TASK TO CARRY OUT — Report how many lines contain the word "period"; answer with the number only.

☆ ☆ ☆

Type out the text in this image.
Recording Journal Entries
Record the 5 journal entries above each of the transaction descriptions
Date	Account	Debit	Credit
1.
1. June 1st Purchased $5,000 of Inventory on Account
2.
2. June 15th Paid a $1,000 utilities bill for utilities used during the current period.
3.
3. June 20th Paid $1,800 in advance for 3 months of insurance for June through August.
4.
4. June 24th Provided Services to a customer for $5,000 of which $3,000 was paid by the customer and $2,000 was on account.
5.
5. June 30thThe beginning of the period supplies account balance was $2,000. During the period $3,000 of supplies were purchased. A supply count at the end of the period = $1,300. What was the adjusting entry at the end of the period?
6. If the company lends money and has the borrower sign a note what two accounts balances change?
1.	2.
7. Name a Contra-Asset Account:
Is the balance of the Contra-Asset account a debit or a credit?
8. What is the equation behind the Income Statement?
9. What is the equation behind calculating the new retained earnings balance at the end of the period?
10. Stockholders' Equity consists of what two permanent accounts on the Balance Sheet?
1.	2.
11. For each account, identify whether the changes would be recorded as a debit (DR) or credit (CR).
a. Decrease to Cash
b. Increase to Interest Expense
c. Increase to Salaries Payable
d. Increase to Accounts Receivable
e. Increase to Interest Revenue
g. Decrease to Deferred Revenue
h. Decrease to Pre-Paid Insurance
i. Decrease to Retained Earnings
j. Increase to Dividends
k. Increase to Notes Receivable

☆ ☆ ☆

REPLY TO THE EXERCISE — 3